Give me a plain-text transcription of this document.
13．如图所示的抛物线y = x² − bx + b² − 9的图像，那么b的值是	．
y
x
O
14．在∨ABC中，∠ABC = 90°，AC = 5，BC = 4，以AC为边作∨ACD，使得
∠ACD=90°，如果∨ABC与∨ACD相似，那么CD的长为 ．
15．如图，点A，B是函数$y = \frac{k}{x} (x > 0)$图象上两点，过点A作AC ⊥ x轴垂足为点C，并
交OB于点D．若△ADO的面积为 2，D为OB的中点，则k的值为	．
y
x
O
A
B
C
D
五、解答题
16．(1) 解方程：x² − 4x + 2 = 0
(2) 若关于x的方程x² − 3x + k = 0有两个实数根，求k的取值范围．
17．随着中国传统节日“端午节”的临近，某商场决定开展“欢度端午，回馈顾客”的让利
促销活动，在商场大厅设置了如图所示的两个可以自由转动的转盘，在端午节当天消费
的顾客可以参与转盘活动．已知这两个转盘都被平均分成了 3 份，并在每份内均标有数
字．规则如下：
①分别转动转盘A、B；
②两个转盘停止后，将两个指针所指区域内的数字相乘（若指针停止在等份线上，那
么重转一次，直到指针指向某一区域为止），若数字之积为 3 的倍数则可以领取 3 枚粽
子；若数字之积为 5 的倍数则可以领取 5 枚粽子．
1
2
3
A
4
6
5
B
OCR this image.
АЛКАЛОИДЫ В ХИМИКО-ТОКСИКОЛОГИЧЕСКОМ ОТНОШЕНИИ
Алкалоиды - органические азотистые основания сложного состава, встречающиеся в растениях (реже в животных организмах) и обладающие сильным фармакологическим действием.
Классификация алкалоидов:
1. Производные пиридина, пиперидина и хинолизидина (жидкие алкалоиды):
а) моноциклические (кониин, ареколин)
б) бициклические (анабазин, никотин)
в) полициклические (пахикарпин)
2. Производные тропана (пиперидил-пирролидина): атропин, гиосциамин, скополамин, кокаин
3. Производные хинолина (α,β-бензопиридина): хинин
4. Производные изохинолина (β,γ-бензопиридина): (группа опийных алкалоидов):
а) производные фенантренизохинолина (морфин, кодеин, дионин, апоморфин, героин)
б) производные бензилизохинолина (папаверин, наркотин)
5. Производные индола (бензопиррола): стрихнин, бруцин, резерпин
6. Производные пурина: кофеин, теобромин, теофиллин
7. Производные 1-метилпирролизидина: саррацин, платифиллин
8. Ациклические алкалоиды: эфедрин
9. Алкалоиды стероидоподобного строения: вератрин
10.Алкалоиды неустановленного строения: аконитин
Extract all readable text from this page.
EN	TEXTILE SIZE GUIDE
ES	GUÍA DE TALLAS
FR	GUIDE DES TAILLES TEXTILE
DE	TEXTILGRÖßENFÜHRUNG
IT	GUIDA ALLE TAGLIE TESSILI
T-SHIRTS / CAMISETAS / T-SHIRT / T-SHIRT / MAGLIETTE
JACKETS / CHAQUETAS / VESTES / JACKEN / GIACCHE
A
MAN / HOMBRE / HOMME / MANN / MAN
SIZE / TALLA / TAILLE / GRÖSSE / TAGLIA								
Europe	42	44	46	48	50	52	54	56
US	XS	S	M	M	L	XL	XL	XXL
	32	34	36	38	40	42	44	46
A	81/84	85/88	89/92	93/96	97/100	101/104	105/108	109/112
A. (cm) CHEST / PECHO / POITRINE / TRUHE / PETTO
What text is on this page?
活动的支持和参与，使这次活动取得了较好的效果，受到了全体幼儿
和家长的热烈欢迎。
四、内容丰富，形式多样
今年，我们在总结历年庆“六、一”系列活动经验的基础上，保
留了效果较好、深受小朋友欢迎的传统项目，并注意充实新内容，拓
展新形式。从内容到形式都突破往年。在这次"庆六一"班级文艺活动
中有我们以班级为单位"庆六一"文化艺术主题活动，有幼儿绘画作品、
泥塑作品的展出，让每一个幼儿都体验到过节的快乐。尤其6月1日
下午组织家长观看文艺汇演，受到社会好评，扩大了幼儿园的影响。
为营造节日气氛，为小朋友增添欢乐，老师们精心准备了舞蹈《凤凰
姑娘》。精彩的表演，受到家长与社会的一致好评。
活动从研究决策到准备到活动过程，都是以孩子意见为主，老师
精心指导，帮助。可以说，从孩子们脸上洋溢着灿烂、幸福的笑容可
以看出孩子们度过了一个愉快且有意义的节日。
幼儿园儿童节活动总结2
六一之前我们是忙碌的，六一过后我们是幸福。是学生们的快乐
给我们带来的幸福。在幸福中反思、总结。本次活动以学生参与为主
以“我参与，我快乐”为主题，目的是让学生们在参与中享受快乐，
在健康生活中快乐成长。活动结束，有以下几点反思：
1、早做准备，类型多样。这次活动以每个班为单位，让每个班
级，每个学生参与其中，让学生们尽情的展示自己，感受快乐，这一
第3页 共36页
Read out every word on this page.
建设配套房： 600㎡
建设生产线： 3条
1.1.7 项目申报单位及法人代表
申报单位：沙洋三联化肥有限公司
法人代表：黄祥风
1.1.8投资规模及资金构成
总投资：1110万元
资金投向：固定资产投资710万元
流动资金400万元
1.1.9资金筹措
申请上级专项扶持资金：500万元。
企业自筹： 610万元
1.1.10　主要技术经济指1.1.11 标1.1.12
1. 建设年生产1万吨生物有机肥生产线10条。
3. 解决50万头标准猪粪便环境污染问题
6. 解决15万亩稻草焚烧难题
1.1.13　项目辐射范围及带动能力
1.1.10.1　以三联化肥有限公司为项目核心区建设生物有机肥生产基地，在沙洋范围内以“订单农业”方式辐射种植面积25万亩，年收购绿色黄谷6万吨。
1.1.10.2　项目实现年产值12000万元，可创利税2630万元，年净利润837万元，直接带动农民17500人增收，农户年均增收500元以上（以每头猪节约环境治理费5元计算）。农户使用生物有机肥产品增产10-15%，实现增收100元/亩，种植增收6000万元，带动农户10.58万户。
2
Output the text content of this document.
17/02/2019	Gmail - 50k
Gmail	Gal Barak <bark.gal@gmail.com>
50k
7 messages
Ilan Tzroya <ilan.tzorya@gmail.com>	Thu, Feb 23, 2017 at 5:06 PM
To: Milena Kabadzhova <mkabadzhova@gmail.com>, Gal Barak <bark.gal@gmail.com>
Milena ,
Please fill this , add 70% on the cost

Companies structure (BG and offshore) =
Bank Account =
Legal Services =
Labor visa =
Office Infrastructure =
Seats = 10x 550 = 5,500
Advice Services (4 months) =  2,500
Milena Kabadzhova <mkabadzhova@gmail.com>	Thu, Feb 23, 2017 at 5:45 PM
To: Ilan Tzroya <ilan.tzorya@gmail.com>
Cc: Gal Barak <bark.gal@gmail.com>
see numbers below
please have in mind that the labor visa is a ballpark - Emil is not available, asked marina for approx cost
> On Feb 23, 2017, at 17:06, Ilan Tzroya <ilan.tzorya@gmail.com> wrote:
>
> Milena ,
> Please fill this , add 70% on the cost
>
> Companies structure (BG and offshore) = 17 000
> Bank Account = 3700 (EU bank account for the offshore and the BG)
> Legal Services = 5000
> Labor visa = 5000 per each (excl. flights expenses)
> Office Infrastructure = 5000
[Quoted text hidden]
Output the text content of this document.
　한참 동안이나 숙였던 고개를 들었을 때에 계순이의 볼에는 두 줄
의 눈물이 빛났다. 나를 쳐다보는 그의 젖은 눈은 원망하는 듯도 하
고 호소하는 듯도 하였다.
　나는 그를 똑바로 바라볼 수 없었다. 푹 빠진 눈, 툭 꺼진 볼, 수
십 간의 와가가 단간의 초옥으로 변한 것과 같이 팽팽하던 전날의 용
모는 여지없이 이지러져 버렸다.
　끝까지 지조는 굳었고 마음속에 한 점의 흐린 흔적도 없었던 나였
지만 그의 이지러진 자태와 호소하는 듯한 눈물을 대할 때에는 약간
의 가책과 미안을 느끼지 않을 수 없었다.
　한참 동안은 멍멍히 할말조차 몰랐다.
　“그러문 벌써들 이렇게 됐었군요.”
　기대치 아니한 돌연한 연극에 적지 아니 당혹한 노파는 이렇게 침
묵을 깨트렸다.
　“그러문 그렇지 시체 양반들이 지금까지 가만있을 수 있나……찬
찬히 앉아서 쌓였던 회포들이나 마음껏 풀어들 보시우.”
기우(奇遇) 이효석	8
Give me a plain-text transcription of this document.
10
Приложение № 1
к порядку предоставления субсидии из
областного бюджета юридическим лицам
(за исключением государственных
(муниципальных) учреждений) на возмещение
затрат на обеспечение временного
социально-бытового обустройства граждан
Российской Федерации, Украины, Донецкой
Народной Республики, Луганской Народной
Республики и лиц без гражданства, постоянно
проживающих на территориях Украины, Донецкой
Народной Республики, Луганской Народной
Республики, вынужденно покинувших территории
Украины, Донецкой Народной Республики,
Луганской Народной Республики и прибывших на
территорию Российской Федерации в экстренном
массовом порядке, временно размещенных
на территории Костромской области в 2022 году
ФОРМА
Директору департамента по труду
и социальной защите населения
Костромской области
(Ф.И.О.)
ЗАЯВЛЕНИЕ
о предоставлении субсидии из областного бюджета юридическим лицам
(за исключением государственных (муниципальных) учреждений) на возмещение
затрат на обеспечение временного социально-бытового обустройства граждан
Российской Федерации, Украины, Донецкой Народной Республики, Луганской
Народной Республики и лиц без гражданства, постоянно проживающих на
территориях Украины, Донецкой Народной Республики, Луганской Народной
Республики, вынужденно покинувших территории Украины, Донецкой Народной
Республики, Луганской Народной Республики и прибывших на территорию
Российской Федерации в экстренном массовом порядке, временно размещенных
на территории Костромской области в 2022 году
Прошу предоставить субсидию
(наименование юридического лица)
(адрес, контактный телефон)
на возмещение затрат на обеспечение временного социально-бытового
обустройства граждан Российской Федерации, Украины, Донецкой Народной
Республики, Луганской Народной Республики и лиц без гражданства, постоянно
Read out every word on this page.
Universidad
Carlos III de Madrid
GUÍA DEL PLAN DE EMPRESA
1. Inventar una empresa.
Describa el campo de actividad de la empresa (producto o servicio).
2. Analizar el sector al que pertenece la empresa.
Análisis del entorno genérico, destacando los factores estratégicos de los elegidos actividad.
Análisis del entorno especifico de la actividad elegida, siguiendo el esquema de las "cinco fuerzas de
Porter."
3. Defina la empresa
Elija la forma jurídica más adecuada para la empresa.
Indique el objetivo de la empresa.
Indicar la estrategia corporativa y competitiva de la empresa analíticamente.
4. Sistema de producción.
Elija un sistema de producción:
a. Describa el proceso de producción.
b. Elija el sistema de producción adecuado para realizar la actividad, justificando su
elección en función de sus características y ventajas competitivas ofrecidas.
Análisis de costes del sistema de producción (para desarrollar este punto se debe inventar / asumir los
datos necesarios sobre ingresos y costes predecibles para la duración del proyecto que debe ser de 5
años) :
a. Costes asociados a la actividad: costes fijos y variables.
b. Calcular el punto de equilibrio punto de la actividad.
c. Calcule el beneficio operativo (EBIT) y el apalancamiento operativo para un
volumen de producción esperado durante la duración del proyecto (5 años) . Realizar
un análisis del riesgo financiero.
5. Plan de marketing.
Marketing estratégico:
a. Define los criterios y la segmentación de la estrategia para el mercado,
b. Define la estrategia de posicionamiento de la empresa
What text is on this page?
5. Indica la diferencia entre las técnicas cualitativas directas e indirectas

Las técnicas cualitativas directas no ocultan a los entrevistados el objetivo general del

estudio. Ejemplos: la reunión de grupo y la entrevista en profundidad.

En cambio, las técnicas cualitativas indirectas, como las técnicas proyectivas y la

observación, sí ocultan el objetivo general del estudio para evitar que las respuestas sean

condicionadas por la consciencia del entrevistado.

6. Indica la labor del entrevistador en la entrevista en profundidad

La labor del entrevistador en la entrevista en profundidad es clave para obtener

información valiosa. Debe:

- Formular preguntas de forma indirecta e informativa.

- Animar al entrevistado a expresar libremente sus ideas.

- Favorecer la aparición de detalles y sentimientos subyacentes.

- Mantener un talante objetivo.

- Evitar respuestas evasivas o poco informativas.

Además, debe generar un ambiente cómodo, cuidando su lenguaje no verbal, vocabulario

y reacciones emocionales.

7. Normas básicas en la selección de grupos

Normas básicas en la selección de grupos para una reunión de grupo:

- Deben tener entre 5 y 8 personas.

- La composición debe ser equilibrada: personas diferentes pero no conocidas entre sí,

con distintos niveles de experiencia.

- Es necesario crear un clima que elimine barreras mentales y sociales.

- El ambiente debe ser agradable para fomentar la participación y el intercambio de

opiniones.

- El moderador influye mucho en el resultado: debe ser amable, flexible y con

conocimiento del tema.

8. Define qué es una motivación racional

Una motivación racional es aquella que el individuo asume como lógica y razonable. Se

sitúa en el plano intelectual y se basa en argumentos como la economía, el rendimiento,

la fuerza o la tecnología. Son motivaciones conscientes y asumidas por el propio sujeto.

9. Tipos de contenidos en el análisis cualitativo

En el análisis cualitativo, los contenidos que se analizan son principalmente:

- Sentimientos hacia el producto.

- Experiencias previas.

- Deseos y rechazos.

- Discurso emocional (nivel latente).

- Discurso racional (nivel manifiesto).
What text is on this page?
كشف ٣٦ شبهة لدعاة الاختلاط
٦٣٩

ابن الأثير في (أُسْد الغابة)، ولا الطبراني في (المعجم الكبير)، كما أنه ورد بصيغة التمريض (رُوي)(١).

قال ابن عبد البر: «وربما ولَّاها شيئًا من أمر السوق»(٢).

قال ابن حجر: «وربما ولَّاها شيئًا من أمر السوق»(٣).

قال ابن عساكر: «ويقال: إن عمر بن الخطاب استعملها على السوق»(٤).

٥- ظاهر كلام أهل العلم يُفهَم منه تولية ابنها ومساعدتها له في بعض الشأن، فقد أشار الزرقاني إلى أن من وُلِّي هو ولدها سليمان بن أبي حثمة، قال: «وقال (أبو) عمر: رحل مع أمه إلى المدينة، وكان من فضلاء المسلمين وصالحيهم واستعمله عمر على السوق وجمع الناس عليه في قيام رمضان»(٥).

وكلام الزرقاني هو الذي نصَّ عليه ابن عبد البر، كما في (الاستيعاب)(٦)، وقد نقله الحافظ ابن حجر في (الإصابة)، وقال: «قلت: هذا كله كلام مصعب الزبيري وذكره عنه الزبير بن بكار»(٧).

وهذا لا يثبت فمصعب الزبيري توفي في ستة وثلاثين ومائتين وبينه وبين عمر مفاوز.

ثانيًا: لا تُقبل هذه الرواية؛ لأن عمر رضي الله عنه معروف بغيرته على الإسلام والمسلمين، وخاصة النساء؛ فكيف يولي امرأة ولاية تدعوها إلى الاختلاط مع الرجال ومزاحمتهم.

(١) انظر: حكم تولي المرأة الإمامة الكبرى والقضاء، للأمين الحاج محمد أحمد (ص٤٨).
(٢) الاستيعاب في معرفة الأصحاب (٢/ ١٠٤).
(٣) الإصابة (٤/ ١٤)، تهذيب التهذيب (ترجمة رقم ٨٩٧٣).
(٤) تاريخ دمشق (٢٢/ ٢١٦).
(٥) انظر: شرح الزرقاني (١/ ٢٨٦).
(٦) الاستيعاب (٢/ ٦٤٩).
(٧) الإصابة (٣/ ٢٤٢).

▬▬▬▬▬▬▬▬▬▬

- **Work instructions**
In the lines above, find each one with "Российской" and list it.

- **Written reply**
Российской Федерации, Украины, Донецкой
территорию Российской Федерации в экстренном
Российской Федерации, Украины, Донецкой Народной Республики, Луганской
Российской Федерации в экстренном массовом порядке, временно размещенных
обустройства граждан Российской Федерации, Украины, Донецкой Народной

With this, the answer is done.